■ TASK DIRECTIONS
Count lines holding the word "this". Only the number is wanted.

_____

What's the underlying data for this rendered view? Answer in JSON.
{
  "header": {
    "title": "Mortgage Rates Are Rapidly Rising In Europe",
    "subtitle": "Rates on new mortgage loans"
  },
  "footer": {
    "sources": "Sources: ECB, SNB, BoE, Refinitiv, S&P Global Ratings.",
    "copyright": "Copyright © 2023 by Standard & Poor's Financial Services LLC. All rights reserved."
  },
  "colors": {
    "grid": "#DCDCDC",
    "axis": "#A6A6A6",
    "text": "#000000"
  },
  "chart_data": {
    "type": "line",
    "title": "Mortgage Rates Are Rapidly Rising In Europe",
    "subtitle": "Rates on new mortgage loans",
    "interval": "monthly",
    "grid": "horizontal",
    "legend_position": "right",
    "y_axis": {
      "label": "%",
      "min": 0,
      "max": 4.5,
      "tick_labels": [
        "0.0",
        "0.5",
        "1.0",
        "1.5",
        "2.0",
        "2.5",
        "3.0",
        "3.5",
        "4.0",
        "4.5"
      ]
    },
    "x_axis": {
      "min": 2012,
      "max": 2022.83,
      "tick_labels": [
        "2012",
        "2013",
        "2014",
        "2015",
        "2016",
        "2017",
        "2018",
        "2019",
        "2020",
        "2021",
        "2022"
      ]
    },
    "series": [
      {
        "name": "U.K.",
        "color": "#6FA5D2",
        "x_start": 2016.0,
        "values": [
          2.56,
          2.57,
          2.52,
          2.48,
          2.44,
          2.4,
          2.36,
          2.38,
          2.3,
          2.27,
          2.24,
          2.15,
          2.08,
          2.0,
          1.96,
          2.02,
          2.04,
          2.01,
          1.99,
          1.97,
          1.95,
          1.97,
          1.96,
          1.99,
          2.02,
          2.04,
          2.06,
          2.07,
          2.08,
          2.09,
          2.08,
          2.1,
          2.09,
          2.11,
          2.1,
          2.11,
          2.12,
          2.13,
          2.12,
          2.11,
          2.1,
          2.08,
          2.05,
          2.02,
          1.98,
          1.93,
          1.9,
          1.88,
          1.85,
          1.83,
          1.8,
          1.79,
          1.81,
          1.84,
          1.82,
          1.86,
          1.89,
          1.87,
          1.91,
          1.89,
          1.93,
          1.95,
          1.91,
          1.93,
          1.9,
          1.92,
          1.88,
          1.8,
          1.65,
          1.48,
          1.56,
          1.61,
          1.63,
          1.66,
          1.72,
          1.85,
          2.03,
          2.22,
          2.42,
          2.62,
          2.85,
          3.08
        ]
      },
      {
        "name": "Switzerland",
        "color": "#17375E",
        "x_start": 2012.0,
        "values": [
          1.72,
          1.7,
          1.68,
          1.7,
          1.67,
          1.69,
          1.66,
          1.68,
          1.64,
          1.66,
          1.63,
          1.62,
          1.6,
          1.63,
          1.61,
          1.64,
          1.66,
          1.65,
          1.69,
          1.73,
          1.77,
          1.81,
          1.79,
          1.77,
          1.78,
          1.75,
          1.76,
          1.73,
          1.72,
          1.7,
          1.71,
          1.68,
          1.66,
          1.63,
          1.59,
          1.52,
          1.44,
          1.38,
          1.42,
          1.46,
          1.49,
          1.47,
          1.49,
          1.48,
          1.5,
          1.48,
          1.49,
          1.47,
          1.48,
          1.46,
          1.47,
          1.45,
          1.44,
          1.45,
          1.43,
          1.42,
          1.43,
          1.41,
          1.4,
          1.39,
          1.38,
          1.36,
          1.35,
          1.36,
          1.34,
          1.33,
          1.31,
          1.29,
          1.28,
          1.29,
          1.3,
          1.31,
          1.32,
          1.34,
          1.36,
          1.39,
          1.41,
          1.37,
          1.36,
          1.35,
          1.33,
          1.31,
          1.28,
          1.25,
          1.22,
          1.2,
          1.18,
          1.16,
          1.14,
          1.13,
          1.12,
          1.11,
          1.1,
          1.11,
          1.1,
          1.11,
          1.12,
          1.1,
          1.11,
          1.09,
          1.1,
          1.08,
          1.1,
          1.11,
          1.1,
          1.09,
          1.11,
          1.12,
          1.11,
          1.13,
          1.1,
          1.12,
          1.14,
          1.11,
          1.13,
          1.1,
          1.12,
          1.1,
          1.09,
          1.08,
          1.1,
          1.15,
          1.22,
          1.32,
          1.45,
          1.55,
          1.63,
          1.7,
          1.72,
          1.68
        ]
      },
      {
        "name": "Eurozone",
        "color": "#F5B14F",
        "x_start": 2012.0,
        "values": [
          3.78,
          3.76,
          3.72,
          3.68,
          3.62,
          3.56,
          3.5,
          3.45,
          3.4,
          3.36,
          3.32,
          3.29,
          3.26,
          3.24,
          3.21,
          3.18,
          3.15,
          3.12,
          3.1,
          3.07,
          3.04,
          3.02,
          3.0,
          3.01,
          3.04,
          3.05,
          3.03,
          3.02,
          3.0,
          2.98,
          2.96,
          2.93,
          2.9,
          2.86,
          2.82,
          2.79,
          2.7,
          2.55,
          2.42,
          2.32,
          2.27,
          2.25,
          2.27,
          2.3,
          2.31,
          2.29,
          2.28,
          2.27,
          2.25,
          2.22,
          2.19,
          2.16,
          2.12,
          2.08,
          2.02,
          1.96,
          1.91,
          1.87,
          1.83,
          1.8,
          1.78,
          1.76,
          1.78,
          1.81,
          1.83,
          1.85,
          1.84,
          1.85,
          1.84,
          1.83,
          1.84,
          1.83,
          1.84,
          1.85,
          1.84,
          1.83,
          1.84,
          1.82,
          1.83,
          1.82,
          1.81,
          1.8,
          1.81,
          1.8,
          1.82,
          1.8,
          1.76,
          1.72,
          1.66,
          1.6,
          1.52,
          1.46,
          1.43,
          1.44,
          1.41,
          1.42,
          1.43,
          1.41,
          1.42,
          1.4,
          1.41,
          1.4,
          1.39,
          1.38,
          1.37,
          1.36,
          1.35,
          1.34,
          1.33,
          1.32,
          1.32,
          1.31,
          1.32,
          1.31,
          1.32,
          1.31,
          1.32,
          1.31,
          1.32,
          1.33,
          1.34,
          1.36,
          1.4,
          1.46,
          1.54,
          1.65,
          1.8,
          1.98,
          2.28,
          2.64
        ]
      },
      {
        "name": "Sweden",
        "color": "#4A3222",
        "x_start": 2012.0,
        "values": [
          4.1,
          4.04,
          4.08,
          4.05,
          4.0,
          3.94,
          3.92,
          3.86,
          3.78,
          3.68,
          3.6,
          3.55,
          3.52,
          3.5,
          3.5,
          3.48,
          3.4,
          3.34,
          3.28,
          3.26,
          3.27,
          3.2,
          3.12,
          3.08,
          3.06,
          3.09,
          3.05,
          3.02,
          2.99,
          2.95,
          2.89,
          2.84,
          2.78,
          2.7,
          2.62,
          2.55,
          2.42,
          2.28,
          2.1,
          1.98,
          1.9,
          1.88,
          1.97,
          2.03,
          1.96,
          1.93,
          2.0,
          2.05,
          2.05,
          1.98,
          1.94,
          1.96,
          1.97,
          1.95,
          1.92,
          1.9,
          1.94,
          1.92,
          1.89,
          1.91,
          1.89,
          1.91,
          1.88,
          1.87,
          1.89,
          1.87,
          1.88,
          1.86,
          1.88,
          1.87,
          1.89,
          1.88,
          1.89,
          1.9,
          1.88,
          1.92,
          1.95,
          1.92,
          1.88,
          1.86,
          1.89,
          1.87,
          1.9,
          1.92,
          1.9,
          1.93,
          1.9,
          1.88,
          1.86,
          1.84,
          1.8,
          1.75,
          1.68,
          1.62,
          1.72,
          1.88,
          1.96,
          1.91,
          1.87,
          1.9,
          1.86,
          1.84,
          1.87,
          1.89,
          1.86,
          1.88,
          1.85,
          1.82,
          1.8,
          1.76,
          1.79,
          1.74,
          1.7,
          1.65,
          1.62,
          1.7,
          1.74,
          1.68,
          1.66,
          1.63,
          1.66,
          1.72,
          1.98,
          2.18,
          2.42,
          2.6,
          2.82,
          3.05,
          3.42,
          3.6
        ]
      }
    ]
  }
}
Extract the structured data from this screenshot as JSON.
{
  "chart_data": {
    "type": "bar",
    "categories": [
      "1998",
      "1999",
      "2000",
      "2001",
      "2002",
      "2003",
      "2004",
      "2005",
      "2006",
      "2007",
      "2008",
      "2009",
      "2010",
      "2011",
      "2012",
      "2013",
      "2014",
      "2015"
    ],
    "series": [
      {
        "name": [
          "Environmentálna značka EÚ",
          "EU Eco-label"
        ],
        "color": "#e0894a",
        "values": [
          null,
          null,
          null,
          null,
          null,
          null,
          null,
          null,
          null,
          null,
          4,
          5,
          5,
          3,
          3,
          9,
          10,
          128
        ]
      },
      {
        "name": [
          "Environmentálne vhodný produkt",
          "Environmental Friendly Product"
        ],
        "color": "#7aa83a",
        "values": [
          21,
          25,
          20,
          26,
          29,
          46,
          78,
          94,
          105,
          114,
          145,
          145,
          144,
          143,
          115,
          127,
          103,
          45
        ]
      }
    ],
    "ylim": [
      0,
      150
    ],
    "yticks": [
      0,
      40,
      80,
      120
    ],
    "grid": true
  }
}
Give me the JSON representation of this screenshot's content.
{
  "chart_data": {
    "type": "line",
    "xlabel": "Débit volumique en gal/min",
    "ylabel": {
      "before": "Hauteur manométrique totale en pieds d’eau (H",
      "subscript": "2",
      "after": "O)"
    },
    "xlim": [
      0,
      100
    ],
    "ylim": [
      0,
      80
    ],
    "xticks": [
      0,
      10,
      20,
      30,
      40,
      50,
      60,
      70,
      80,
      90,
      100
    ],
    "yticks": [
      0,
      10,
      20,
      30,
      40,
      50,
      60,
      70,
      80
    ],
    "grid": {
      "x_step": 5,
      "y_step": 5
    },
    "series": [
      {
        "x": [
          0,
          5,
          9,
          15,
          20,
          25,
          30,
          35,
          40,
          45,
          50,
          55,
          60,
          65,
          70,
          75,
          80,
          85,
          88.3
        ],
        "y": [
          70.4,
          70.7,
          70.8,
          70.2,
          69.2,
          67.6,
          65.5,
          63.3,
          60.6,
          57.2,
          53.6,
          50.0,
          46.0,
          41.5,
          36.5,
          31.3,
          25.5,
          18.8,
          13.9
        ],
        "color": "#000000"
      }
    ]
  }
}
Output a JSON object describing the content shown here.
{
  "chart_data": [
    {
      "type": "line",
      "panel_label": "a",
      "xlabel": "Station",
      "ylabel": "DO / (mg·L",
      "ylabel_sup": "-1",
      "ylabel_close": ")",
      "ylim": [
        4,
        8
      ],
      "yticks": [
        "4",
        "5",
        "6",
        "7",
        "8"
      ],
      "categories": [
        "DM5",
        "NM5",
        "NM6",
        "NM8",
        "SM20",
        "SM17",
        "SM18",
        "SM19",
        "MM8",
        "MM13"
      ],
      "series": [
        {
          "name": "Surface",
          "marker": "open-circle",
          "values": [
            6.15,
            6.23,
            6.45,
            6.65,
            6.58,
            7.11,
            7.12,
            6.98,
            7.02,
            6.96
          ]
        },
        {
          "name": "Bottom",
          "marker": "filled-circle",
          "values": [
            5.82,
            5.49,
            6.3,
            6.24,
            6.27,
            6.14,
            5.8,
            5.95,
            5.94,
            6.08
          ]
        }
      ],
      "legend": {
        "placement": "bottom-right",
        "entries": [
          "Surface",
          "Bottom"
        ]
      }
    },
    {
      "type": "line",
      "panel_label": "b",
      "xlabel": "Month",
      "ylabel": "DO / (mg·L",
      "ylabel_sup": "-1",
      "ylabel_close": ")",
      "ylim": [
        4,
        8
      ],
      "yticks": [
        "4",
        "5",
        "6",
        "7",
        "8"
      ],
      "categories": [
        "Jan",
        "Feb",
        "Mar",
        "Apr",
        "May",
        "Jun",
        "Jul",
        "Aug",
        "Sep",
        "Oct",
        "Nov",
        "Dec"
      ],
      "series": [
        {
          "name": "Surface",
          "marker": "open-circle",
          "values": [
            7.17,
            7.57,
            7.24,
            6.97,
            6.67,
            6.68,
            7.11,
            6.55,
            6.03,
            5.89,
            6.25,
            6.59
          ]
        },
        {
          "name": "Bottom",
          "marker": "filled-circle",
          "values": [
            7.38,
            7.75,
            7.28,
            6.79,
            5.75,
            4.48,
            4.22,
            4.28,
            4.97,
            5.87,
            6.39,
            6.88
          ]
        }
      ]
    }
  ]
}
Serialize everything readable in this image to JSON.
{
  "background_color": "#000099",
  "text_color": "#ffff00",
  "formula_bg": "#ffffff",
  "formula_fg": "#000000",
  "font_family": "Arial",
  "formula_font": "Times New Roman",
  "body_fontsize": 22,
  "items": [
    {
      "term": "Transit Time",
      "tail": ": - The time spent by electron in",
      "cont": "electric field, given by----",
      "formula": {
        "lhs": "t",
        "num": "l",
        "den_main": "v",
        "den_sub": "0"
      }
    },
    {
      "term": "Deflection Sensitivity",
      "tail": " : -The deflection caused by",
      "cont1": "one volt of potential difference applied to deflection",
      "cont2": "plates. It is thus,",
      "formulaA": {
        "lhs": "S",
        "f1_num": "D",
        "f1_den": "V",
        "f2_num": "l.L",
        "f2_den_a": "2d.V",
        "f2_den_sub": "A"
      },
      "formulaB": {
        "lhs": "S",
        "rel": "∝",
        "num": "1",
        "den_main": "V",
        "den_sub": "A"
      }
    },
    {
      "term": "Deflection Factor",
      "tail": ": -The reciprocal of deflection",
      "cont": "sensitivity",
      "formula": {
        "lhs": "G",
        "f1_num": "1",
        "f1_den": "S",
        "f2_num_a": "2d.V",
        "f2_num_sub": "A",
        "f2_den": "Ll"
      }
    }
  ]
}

_____

■ RESULT BELOW
4